((
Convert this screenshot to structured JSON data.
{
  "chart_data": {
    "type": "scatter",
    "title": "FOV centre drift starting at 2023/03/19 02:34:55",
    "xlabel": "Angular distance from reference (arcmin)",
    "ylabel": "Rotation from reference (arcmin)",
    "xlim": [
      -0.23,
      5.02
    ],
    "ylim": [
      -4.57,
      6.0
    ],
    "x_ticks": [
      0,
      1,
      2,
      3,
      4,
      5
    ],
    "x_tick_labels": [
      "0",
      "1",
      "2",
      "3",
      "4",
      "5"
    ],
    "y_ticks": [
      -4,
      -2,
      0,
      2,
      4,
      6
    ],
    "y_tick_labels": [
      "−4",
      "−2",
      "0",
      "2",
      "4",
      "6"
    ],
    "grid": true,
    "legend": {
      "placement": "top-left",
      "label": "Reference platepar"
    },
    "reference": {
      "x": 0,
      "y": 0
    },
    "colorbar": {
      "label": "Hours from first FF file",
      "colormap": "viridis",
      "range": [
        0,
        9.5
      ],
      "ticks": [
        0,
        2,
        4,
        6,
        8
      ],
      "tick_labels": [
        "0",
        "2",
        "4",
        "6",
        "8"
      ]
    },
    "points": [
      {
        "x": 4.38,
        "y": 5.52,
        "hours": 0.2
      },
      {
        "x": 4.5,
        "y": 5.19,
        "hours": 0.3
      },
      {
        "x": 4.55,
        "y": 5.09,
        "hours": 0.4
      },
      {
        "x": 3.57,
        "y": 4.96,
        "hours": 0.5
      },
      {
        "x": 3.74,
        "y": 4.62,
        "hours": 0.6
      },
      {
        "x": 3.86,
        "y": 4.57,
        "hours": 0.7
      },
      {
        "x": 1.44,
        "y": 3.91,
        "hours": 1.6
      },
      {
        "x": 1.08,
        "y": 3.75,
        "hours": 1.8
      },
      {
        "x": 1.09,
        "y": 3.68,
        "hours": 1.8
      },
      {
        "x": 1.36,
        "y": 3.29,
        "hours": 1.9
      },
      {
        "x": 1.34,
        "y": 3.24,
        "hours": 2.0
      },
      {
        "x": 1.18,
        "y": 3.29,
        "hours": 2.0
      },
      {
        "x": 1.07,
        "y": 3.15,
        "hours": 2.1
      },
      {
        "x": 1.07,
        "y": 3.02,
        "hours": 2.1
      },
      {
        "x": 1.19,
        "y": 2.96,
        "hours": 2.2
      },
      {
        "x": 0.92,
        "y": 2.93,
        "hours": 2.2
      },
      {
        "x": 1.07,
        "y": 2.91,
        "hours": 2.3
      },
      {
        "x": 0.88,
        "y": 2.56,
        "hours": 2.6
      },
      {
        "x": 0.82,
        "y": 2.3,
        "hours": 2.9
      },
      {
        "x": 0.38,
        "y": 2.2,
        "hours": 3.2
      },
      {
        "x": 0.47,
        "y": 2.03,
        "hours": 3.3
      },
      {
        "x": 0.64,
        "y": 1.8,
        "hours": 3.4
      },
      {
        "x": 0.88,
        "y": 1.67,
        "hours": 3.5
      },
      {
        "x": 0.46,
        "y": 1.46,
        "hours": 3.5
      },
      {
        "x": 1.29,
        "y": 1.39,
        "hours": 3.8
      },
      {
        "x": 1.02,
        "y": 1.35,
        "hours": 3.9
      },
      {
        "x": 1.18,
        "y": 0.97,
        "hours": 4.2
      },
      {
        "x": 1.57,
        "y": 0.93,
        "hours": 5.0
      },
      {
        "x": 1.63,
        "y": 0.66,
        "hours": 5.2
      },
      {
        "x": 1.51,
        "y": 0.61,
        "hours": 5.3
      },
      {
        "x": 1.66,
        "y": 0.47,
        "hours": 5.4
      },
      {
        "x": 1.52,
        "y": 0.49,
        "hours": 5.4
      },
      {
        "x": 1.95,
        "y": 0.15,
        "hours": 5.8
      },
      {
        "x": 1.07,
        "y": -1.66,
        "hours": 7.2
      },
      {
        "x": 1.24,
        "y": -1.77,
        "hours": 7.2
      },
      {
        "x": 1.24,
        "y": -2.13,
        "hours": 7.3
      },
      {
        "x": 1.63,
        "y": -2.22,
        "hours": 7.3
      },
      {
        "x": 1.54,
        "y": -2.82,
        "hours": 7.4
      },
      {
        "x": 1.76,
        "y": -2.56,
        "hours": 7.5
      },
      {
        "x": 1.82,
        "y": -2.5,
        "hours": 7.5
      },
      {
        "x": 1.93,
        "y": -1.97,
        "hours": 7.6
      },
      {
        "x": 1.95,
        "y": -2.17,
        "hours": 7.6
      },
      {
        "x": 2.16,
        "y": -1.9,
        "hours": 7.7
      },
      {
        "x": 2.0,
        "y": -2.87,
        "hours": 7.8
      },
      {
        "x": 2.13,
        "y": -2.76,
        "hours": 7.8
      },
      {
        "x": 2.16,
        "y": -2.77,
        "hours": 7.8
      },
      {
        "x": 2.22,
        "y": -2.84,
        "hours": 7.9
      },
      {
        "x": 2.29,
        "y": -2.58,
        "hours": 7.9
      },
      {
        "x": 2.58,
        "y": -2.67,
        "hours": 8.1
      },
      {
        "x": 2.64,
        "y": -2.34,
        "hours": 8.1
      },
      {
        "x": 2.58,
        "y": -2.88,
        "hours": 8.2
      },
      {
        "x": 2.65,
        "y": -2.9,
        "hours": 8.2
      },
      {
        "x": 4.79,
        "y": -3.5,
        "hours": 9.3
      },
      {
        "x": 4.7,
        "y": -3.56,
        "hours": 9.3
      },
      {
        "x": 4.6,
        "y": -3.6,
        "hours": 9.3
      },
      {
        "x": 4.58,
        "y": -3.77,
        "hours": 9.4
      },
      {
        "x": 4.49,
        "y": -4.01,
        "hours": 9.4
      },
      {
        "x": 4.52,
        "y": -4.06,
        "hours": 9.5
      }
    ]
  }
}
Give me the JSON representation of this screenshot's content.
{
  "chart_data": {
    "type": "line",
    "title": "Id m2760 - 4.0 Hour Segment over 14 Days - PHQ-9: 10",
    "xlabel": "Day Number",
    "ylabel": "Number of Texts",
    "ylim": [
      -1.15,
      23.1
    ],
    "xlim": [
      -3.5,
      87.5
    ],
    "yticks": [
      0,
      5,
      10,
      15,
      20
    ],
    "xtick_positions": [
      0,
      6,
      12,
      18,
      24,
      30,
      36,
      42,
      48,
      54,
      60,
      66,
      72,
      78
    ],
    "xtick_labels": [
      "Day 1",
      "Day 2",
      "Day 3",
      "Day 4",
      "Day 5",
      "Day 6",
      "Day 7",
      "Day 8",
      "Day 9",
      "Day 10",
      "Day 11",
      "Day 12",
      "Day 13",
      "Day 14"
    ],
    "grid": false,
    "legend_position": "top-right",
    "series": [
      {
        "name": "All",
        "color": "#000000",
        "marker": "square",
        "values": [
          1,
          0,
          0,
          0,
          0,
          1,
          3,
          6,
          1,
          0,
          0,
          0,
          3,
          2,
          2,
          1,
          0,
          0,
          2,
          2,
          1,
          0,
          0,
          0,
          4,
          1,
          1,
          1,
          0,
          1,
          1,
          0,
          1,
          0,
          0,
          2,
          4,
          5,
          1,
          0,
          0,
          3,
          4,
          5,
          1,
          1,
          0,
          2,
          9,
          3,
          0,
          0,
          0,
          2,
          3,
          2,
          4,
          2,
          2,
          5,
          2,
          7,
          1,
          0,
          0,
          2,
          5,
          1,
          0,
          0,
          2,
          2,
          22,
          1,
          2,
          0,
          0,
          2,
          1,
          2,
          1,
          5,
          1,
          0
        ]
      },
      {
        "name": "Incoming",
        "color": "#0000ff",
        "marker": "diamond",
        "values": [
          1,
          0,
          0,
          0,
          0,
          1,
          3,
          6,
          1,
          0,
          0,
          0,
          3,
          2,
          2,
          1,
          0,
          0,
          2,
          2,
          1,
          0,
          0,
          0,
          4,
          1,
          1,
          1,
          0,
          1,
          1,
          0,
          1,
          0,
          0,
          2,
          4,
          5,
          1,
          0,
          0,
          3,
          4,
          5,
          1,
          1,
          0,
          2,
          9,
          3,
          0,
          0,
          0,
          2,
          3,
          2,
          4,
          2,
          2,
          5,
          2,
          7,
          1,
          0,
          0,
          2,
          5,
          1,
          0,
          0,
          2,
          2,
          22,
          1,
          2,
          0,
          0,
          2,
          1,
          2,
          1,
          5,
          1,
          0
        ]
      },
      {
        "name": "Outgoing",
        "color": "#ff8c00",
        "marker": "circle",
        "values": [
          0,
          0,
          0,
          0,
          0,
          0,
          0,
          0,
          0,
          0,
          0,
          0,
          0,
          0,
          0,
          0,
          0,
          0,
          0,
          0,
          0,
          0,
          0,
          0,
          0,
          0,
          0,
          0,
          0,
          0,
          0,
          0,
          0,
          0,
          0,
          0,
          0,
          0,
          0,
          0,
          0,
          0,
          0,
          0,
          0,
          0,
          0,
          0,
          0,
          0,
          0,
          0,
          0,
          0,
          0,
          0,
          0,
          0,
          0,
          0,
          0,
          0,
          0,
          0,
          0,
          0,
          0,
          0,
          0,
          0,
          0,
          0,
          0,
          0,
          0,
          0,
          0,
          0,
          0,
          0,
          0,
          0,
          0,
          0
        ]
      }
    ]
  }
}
))
[Your instructions]
Return every line above in which the string "JSON" occurs.

[Complete output]
Convert this screenshot to structured JSON data.
Give me the JSON representation of this screenshot's content.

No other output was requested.